### Figure record listings
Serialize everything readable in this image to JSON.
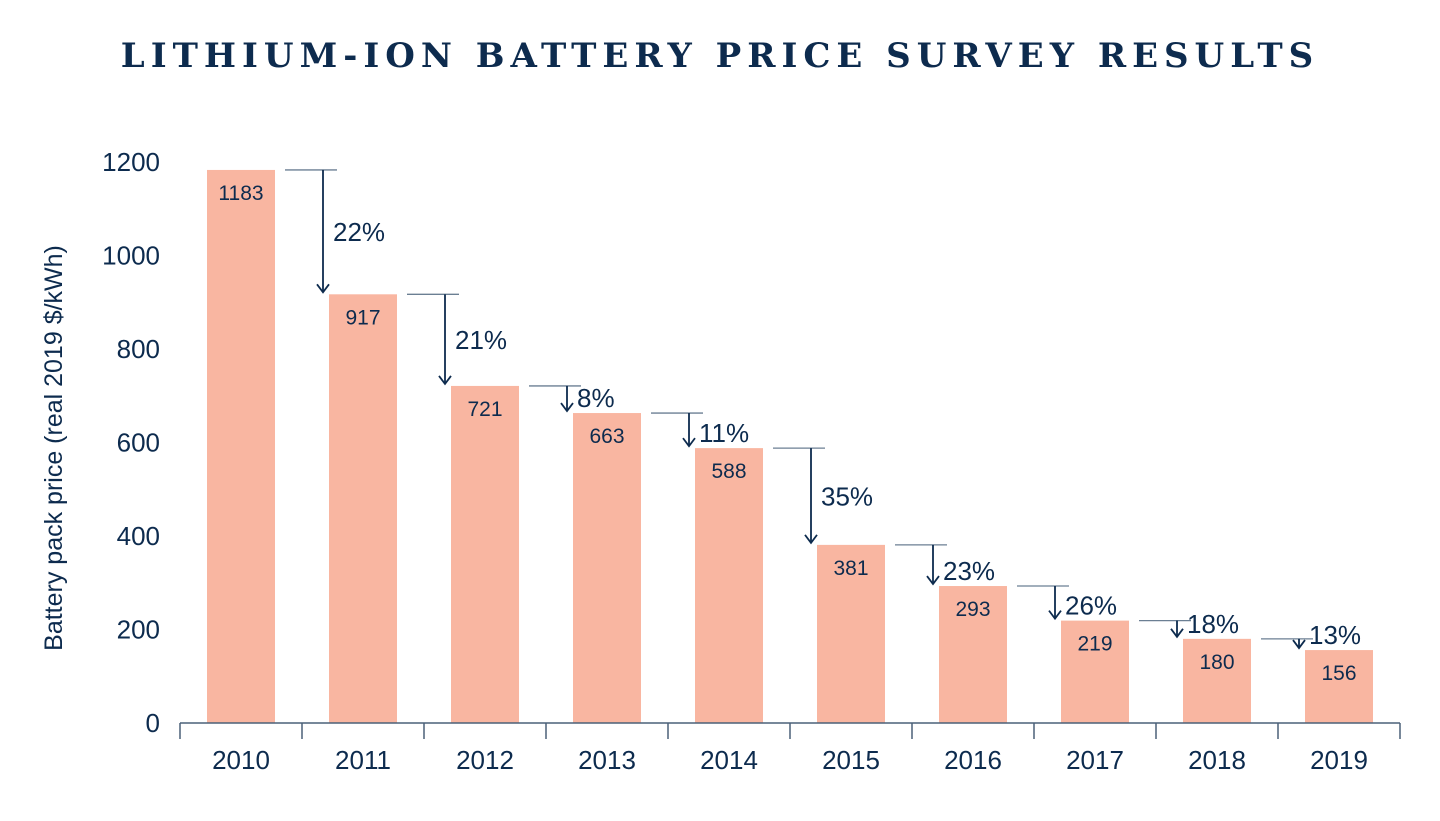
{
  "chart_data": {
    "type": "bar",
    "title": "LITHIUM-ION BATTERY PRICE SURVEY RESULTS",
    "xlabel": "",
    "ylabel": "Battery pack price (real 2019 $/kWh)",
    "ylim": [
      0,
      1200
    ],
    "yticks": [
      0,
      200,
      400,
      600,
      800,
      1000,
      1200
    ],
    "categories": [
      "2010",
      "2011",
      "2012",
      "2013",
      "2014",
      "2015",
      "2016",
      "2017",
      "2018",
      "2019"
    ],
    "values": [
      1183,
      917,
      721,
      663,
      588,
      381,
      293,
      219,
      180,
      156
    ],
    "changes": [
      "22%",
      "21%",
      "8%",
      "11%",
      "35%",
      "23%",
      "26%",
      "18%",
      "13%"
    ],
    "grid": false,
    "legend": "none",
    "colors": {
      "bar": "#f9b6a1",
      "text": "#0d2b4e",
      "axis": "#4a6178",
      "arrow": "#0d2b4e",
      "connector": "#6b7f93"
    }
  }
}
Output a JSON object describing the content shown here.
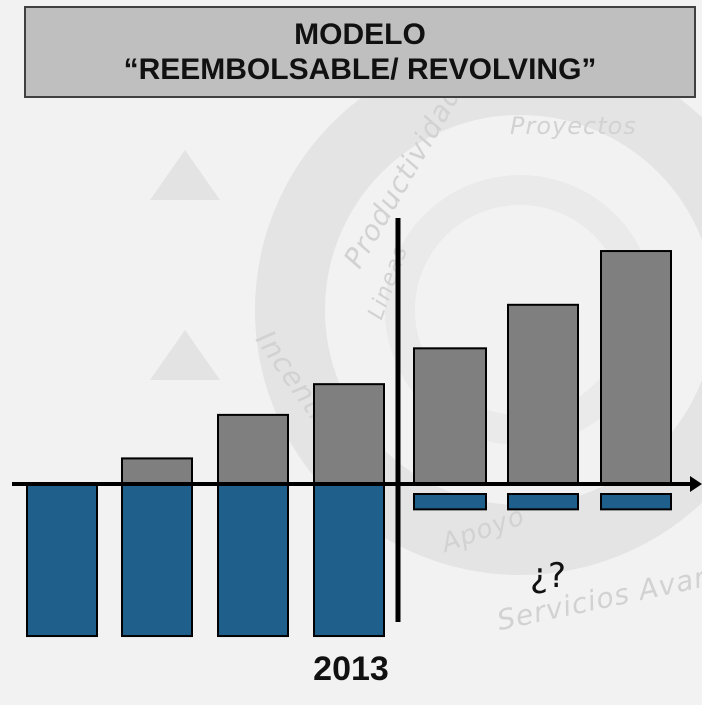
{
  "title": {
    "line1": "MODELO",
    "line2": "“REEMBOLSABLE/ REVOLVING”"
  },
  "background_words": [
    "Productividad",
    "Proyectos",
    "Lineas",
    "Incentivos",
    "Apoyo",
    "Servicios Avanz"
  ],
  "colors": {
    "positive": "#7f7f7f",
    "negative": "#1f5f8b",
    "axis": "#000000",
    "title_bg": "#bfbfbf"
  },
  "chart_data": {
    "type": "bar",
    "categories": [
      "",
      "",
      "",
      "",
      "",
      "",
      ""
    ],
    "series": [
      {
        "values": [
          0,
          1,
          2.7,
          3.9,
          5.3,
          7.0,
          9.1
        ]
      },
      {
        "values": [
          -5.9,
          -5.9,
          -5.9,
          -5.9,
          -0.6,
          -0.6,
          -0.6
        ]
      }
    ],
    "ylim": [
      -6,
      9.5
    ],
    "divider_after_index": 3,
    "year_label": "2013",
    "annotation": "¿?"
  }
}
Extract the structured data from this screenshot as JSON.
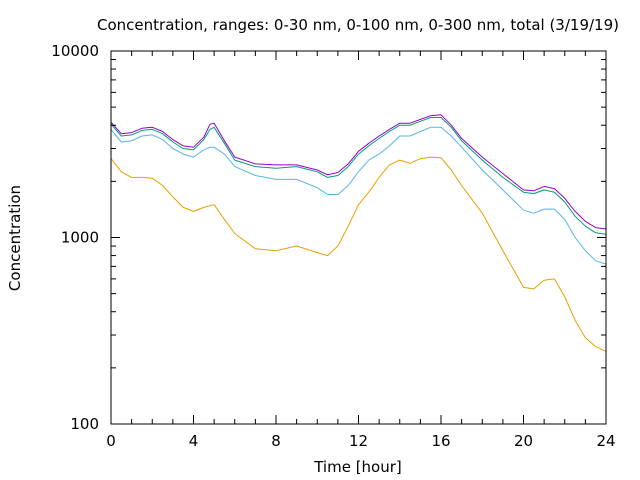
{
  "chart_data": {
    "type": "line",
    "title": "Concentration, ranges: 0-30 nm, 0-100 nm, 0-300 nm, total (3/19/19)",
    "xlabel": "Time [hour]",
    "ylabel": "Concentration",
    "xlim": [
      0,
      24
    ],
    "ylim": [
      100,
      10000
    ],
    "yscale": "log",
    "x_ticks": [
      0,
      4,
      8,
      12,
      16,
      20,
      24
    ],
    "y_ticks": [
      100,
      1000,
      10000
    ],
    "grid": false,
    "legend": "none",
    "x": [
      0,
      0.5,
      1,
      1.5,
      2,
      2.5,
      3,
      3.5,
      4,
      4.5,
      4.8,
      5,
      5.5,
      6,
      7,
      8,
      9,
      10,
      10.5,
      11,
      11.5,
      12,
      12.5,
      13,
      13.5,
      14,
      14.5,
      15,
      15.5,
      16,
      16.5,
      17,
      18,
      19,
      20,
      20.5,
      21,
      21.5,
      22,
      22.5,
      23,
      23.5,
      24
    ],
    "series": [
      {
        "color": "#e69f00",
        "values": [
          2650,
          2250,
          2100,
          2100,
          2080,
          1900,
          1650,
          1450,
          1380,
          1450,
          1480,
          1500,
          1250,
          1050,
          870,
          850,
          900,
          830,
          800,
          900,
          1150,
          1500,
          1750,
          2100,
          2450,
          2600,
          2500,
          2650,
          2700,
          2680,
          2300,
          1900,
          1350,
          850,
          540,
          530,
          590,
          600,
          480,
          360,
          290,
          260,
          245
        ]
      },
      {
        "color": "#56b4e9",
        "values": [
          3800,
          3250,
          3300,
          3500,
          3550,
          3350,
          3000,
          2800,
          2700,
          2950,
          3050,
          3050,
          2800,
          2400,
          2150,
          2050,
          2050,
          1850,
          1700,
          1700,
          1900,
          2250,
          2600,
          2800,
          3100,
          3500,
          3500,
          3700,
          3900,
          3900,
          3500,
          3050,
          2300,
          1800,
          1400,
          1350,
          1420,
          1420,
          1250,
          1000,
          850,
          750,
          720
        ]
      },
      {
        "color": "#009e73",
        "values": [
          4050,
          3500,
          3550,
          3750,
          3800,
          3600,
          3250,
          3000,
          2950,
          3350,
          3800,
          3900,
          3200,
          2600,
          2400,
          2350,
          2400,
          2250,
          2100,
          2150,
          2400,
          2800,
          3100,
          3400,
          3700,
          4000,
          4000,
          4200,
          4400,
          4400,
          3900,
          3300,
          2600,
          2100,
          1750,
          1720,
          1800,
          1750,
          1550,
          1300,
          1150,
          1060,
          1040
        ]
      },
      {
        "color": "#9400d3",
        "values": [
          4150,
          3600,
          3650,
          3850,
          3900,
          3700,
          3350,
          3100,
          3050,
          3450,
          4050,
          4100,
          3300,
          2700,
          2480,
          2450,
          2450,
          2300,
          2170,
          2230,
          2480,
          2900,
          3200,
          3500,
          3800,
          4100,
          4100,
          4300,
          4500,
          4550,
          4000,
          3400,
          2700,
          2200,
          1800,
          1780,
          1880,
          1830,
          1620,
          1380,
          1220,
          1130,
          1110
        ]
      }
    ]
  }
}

### REQUIREMENT
Omit every picture while copying the listing above exactly.

### COMPLETE RESPONSE
Serialize everything readable in this image to JSON.
{
  "chart_data": {
    "type": "bar",
    "title": "LITHIUM-ION BATTERY PRICE SURVEY RESULTS",
    "xlabel": "",
    "ylabel": "Battery pack price (real 2019 $/kWh)",
    "ylim": [
      0,
      1200
    ],
    "yticks": [
      0,
      200,
      400,
      600,
      800,
      1000,
      1200
    ],
    "categories": [
      "2010",
      "2011",
      "2012",
      "2013",
      "2014",
      "2015",
      "2016",
      "2017",
      "2018",
      "2019"
    ],
    "values": [
      1183,
      917,
      721,
      663,
      588,
      381,
      293,
      219,
      180,
      156
    ],
    "changes": [
      "22%",
      "21%",
      "8%",
      "11%",
      "35%",
      "23%",
      "26%",
      "18%",
      "13%"
    ],
    "grid": false,
    "legend": "none",
    "colors": {
      "bar": "#f9b6a1",
      "text": "#0d2b4e",
      "axis": "#4a6178",
      "arrow": "#0d2b4e",
      "connector": "#6b7f93"
    }
  }
}
Output a JSON object describing the content shown here.
{
  "title": {
    "line1": "MODELO",
    "line2": "“REEMBOLSABLE/ REVOLVING”"
  },
  "background_words": [
    "Productividad",
    "Proyectos",
    "Lineas",
    "Incentivos",
    "Apoyo",
    "Servicios Avanz"
  ],
  "colors": {
    "positive": "#7f7f7f",
    "negative": "#1f5f8b",
    "axis": "#000000",
    "title_bg": "#bfbfbf"
  },
  "chart_data": {
    "type": "bar",
    "categories": [
      "",
      "",
      "",
      "",
      "",
      "",
      ""
    ],
    "series": [
      {
        "values": [
          0,
          1,
          2.7,
          3.9,
          5.3,
          7.0,
          9.1
        ]
      },
      {
        "values": [
          -5.9,
          -5.9,
          -5.9,
          -5.9,
          -0.6,
          -0.6,
          -0.6
        ]
      }
    ],
    "ylim": [
      -6,
      9.5
    ],
    "divider_after_index": 3,
    "year_label": "2013",
    "annotation": "¿?"
  }
}
Extract the structured data from this screenshot as JSON.
{
  "chart_data": {
    "type": "line",
    "title": "Concentration, ranges: 0-30 nm, 0-100 nm, 0-300 nm, total (3/19/19)",
    "xlabel": "Time [hour]",
    "ylabel": "Concentration",
    "xlim": [
      0,
      24
    ],
    "ylim": [
      100,
      10000
    ],
    "yscale": "log",
    "x_ticks": [
      0,
      4,
      8,
      12,
      16,
      20,
      24
    ],
    "y_ticks": [
      100,
      1000,
      10000
    ],
    "grid": false,
    "legend": "none",
    "x": [
      0,
      0.5,
      1,
      1.5,
      2,
      2.5,
      3,
      3.5,
      4,
      4.5,
      4.8,
      5,
      5.5,
      6,
      7,
      8,
      9,
      10,
      10.5,
      11,
      11.5,
      12,
      12.5,
      13,
      13.5,
      14,
      14.5,
      15,
      15.5,
      16,
      16.5,
      17,
      18,
      19,
      20,
      20.5,
      21,
      21.5,
      22,
      22.5,
      23,
      23.5,
      24
    ],
    "series": [
      {
        "color": "#e69f00",
        "values": [
          2650,
          2250,
          2100,
          2100,
          2080,
          1900,
          1650,
          1450,
          1380,
          1450,
          1480,
          1500,
          1250,
          1050,
          870,
          850,
          900,
          830,
          800,
          900,
          1150,
          1500,
          1750,
          2100,
          2450,
          2600,
          2500,
          2650,
          2700,
          2680,
          2300,
          1900,
          1350,
          850,
          540,
          530,
          590,
          600,
          480,
          360,
          290,
          260,
          245
        ]
      },
      {
        "color": "#56b4e9",
        "values": [
          3800,
          3250,
          3300,
          3500,
          3550,
          3350,
          3000,
          2800,
          2700,
          2950,
          3050,
          3050,
          2800,
          2400,
          2150,
          2050,
          2050,
          1850,
          1700,
          1700,
          1900,
          2250,
          2600,
          2800,
          3100,
          3500,
          3500,
          3700,
          3900,
          3900,
          3500,
          3050,
          2300,
          1800,
          1400,
          1350,
          1420,
          1420,
          1250,
          1000,
          850,
          750,
          720
        ]
      },
      {
        "color": "#009e73",
        "values": [
          4050,
          3500,
          3550,
          3750,
          3800,
          3600,
          3250,
          3000,
          2950,
          3350,
          3800,
          3900,
          3200,
          2600,
          2400,
          2350,
          2400,
          2250,
          2100,
          2150,
          2400,
          2800,
          3100,
          3400,
          3700,
          4000,
          4000,
          4200,
          4400,
          4400,
          3900,
          3300,
          2600,
          2100,
          1750,
          1720,
          1800,
          1750,
          1550,
          1300,
          1150,
          1060,
          1040
        ]
      },
      {
        "color": "#9400d3",
        "values": [
          4150,
          3600,
          3650,
          3850,
          3900,
          3700,
          3350,
          3100,
          3050,
          3450,
          4050,
          4100,
          3300,
          2700,
          2480,
          2450,
          2450,
          2300,
          2170,
          2230,
          2480,
          2900,
          3200,
          3500,
          3800,
          4100,
          4100,
          4300,
          4500,
          4550,
          4000,
          3400,
          2700,
          2200,
          1800,
          1780,
          1880,
          1830,
          1620,
          1380,
          1220,
          1130,
          1110
        ]
      }
    ]
  }
}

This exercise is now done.